WORK TO DO> From the entries below, please gather each line containing the string "Manuel".
======== RECORDS TO USE
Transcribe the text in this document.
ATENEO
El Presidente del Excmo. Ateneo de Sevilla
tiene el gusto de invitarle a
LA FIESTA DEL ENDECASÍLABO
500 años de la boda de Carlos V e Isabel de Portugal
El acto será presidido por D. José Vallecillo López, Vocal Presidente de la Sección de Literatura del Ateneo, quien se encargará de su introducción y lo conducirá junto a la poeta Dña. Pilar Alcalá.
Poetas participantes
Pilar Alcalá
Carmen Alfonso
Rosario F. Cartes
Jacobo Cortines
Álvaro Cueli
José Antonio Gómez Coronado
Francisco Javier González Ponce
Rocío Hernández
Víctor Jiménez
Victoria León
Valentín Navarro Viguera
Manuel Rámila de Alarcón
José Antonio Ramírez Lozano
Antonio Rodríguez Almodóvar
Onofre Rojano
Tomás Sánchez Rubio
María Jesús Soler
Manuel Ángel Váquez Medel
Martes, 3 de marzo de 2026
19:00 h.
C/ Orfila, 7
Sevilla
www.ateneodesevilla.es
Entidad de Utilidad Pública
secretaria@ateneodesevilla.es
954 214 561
================
TASK OUTPUT>
Manuel Rámila de Alarcón
Manuel Ángel Váquez Medel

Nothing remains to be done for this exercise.